• [RECORDS FOR THIS EXERCISE]:
* * * *
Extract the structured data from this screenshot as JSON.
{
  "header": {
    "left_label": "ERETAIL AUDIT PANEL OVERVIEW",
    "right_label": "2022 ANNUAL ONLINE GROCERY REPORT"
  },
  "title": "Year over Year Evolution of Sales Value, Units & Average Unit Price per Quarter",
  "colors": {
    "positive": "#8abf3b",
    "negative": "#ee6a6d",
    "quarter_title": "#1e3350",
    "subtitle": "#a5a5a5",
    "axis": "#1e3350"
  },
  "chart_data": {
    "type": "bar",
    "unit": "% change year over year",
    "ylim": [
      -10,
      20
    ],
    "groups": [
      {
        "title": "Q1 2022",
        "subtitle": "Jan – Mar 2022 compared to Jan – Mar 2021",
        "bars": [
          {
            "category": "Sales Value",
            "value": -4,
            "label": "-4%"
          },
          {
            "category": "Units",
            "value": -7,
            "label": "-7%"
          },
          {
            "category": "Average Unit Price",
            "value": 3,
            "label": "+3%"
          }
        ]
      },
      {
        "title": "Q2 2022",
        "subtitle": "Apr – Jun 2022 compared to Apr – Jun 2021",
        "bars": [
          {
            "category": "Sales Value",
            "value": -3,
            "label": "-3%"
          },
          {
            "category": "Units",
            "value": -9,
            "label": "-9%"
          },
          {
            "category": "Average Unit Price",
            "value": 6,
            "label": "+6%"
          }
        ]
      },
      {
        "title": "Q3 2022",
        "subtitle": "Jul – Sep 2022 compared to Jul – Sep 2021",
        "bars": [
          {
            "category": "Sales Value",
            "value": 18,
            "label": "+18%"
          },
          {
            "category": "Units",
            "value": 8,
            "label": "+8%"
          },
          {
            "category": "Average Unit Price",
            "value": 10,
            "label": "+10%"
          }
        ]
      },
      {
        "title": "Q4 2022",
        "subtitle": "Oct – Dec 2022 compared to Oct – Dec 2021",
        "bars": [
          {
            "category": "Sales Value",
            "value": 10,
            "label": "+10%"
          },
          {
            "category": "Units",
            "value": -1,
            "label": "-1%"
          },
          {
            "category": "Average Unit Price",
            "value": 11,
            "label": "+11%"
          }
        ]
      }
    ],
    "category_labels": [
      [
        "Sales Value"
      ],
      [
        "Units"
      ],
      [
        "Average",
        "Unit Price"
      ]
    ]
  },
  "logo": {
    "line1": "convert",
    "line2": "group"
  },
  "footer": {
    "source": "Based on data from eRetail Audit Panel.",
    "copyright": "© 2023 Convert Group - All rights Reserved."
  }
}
* * * *
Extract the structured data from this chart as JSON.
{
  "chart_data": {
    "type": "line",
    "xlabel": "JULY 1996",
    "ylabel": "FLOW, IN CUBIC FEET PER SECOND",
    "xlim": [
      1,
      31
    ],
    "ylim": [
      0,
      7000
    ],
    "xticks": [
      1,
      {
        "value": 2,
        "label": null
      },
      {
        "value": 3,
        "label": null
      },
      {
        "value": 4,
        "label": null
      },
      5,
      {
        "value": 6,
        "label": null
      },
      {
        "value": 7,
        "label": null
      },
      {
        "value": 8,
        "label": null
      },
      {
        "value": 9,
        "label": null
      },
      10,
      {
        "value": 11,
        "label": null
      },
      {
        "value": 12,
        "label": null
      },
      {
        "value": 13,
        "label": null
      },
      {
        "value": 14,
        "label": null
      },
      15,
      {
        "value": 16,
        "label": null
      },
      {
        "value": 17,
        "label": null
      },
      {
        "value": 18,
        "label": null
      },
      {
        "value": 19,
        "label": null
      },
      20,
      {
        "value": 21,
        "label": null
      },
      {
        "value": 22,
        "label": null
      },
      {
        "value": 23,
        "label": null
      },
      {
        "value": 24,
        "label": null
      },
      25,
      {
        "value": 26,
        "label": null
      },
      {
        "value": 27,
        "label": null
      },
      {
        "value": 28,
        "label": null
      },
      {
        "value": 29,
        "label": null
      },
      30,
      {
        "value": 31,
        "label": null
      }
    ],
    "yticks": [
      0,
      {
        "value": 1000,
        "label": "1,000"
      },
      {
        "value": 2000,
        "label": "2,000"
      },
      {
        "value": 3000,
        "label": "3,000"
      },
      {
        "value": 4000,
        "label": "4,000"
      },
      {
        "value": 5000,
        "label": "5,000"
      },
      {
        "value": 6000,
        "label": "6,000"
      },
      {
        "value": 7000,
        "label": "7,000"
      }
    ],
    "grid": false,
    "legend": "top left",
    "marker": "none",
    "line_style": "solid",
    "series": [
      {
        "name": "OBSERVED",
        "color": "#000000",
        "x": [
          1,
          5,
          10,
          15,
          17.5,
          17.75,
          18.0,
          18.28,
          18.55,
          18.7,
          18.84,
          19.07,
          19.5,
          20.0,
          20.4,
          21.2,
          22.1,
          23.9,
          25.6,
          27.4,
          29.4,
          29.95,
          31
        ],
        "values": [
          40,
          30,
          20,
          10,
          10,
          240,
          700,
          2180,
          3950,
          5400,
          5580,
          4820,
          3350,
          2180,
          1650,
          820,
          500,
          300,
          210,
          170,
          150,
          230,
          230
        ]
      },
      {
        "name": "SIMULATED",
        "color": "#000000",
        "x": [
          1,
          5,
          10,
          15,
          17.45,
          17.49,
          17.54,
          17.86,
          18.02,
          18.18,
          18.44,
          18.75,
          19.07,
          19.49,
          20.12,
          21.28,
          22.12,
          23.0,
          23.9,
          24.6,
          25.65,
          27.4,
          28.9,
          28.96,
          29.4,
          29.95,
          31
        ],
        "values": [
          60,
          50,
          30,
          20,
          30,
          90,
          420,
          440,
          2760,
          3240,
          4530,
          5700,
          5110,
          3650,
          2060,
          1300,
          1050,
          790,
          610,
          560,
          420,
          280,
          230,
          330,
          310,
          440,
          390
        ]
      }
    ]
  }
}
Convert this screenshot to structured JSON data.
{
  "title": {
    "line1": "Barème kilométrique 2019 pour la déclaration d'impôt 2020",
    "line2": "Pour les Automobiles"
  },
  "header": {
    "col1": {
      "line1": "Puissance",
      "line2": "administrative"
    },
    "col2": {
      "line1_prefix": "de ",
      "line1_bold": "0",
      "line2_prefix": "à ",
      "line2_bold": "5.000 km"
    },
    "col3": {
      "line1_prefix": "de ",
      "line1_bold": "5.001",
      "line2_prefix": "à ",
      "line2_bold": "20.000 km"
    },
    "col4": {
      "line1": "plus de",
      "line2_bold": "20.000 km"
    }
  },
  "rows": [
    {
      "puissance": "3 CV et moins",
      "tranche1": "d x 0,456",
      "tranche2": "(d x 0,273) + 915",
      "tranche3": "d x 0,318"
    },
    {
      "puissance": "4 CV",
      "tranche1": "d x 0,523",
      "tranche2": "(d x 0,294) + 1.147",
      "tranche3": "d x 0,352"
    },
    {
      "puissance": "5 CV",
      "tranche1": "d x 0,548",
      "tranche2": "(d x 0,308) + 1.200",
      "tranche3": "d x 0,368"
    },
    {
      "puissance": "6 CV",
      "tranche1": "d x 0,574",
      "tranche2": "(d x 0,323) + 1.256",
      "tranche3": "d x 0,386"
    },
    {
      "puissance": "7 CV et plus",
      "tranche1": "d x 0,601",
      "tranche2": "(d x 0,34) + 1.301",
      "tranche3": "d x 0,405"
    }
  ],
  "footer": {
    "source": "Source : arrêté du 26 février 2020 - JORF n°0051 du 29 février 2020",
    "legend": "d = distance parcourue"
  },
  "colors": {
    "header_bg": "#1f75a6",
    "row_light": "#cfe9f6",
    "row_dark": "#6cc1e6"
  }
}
* * * *
• [REQUIREMENT]:
Identify every line where the string "from" appears.

• [RESULT]:
Extract the structured data from this screenshot as JSON.
    "source": "Based on data from eRetail Audit Panel.",
Extract the structured data from this chart as JSON.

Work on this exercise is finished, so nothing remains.